STATED PROBLEM: Each line that holds the word "ylabel" should be returned.

(Rows from a dataset)
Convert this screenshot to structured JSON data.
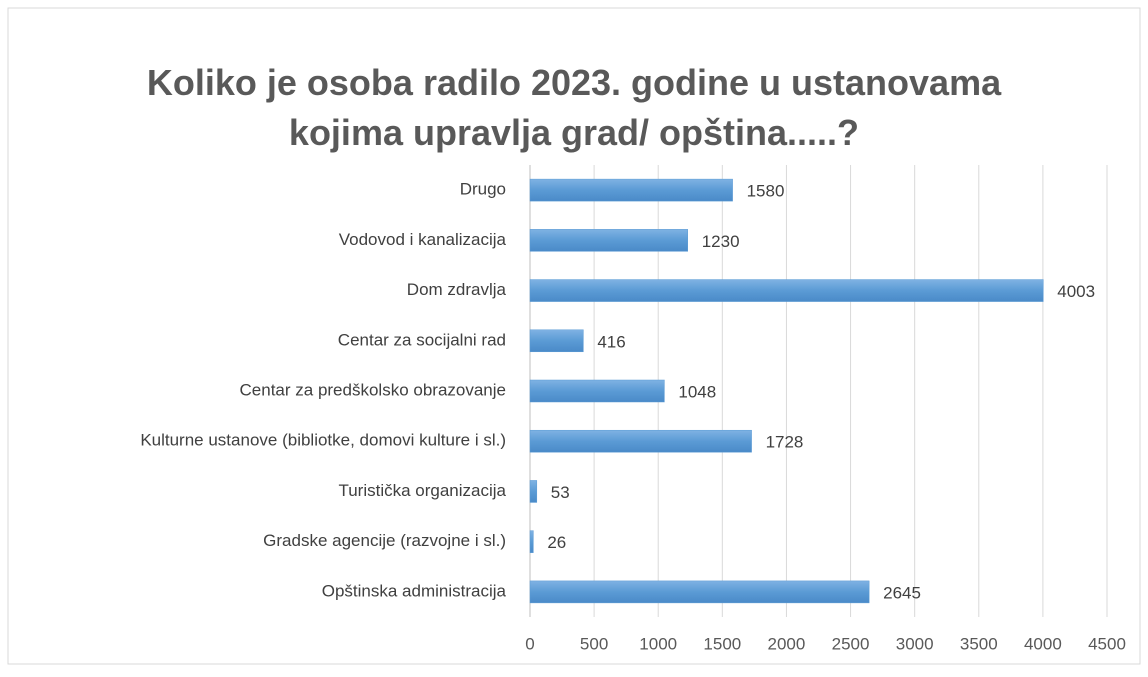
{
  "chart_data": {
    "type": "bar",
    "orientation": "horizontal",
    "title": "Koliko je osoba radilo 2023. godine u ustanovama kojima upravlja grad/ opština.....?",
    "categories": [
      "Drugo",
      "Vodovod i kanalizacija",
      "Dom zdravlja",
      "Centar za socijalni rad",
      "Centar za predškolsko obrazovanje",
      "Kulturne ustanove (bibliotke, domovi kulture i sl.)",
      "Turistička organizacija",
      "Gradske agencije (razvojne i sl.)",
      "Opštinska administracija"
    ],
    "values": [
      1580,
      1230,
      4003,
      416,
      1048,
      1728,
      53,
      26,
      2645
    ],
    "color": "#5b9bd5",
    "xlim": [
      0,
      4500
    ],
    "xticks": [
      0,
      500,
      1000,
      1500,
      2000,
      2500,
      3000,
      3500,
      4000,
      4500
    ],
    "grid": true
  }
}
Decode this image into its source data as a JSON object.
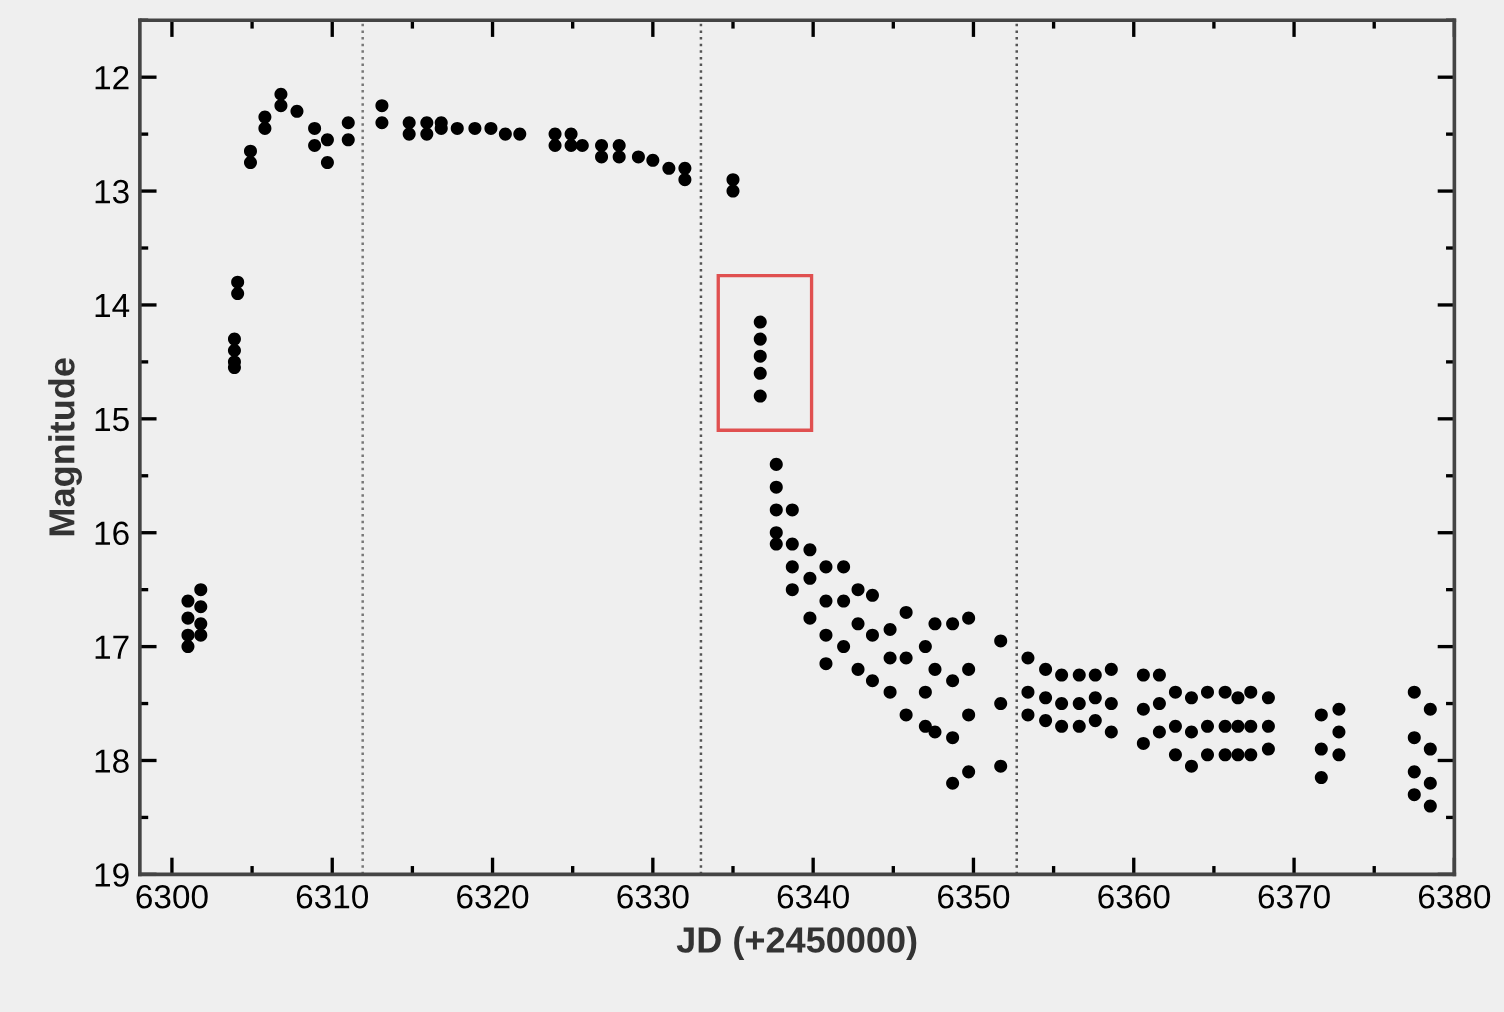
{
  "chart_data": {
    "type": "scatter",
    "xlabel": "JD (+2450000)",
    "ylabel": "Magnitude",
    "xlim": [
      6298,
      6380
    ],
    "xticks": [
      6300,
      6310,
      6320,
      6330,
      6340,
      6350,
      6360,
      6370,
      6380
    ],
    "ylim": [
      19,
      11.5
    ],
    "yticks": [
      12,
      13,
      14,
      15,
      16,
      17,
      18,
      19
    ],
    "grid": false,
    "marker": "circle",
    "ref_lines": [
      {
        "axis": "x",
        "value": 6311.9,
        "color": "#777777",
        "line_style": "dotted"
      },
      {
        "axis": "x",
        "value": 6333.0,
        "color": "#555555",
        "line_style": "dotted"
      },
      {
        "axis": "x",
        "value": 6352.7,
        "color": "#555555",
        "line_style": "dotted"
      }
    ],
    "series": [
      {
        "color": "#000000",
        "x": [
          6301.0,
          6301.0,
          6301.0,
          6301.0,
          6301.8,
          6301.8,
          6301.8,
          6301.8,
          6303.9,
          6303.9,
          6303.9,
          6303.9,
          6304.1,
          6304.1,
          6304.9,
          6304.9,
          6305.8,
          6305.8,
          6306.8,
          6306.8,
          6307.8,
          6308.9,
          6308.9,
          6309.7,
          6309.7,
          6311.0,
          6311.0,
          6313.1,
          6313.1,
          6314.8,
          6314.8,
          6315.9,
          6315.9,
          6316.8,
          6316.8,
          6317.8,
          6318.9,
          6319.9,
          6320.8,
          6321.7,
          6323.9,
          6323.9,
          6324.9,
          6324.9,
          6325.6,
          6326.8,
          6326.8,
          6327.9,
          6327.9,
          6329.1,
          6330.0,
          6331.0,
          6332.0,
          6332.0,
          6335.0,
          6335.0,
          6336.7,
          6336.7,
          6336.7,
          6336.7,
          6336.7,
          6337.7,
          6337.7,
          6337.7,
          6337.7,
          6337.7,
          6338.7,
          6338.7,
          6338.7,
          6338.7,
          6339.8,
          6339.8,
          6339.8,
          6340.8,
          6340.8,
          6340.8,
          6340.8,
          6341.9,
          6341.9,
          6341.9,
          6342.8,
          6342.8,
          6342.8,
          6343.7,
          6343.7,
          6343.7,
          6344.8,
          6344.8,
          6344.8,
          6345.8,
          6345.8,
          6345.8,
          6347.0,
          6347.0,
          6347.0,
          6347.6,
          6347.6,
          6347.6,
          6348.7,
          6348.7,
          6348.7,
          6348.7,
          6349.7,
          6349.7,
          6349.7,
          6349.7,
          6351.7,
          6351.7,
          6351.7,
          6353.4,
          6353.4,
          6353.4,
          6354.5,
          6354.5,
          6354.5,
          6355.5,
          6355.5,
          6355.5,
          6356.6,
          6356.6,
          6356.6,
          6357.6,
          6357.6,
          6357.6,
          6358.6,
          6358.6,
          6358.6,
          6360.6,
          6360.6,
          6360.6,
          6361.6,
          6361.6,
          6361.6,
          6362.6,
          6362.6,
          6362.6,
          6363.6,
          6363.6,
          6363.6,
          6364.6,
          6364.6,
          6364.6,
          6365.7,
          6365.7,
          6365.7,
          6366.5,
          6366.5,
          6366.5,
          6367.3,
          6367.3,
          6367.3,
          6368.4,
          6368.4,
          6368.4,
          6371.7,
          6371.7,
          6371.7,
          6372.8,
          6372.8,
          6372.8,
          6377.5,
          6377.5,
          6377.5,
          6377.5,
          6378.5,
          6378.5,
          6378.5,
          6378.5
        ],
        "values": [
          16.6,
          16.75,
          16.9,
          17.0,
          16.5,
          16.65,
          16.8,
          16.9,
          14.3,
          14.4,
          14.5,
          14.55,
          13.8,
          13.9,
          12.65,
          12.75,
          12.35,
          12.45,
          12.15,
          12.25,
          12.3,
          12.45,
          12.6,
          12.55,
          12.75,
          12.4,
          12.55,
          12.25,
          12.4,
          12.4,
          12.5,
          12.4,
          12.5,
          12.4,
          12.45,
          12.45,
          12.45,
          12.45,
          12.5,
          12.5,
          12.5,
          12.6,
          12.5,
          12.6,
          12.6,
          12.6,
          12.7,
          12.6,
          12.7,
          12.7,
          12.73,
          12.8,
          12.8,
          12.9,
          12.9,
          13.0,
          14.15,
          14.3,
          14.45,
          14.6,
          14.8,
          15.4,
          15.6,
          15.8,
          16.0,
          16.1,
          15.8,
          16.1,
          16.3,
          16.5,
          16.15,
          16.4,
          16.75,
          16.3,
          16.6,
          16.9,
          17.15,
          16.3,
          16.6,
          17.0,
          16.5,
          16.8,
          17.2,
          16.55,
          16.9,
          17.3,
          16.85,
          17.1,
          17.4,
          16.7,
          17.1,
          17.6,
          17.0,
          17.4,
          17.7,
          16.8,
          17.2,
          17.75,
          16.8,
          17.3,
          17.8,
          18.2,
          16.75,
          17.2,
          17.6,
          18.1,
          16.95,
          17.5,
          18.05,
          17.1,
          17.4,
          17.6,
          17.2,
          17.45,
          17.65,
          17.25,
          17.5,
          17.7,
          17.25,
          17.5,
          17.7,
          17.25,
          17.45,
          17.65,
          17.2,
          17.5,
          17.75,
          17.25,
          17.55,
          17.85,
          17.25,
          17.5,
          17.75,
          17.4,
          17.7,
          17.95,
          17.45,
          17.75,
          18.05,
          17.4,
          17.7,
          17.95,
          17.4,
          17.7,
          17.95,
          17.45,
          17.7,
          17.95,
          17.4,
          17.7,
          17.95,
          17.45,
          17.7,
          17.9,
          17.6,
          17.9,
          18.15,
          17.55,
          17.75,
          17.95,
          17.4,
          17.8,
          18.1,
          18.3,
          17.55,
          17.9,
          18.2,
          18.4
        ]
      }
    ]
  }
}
...
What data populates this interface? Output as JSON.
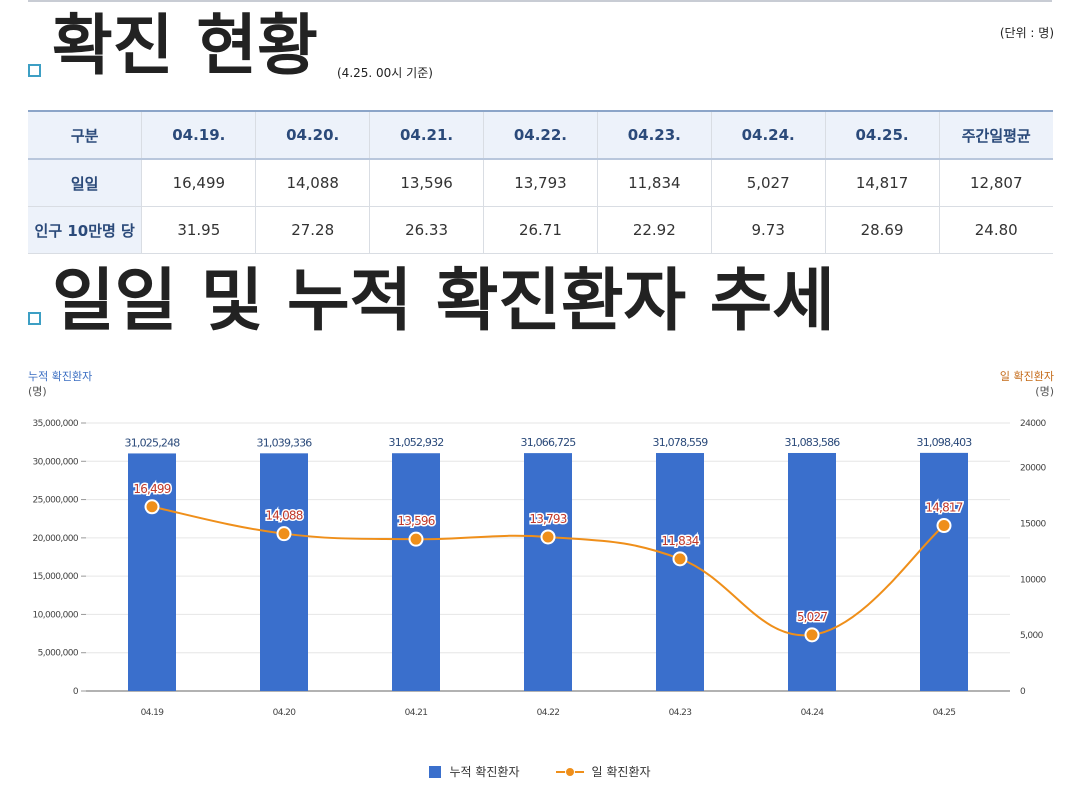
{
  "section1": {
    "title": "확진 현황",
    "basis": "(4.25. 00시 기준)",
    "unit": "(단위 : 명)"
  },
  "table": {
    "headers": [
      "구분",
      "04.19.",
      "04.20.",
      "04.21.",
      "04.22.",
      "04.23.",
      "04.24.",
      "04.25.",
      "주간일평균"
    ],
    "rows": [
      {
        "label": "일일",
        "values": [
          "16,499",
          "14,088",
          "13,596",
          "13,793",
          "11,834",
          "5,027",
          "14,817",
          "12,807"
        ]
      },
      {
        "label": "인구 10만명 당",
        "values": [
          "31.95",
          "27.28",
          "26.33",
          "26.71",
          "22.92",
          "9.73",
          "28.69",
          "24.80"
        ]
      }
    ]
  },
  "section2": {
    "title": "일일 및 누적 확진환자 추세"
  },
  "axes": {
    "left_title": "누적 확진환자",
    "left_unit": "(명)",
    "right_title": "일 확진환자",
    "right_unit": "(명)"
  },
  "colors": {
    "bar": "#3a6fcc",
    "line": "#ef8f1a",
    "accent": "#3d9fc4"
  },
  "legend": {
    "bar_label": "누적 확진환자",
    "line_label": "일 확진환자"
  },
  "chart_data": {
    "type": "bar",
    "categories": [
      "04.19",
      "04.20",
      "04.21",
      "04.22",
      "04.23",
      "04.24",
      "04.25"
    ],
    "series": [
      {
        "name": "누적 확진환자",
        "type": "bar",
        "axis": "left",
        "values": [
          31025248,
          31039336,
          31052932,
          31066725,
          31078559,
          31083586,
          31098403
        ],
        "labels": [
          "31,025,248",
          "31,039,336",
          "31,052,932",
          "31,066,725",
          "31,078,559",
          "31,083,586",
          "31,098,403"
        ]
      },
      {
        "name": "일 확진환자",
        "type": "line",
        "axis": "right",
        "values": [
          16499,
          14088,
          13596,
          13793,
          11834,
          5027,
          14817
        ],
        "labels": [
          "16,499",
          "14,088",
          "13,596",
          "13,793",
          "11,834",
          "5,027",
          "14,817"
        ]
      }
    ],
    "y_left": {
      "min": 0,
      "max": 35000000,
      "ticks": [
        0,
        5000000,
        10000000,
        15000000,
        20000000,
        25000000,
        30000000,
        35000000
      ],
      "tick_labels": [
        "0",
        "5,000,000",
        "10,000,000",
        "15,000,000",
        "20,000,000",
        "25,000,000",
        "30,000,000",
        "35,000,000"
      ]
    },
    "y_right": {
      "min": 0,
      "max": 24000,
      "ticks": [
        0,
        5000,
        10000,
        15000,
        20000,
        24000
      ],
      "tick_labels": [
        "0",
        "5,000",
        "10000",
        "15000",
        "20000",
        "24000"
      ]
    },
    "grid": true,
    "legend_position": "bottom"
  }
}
---
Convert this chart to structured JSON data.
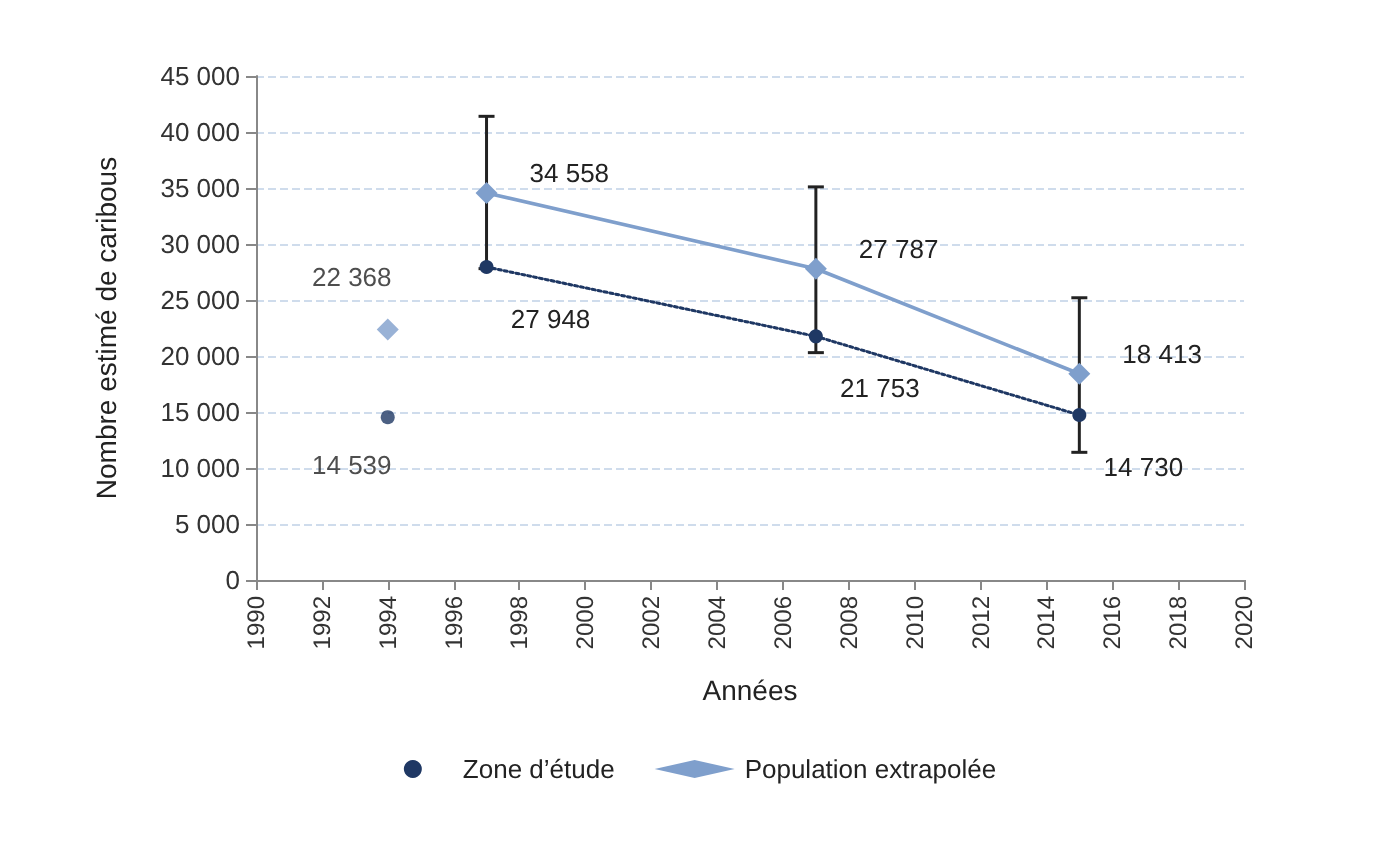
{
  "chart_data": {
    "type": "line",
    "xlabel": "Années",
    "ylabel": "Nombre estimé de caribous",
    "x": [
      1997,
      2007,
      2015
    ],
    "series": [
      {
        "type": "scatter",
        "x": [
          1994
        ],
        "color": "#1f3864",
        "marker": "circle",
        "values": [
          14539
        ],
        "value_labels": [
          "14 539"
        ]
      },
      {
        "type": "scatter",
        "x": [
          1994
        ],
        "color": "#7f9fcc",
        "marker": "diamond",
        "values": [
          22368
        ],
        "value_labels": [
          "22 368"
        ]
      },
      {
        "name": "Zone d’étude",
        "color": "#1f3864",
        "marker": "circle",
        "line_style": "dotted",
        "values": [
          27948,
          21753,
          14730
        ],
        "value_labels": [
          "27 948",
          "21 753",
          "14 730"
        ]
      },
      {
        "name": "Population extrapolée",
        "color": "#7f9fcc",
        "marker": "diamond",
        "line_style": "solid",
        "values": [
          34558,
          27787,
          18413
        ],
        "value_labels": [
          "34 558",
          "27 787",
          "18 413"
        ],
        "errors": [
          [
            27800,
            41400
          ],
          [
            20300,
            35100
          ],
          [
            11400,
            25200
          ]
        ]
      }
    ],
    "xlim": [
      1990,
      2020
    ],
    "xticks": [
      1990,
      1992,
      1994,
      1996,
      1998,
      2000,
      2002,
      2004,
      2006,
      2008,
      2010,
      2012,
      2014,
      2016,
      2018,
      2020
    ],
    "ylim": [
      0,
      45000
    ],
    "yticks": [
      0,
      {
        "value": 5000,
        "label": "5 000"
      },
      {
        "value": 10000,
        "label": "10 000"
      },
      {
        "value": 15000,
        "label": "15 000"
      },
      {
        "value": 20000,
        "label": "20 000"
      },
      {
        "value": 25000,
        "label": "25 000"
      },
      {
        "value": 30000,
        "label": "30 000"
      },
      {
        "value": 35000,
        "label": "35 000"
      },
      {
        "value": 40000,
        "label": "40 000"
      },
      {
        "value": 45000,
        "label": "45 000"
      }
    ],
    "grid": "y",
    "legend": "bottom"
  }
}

TASK SOLUTION:
    "ylabel": "Magnitude",
    "ylabel": "Nombre estimé de caribous",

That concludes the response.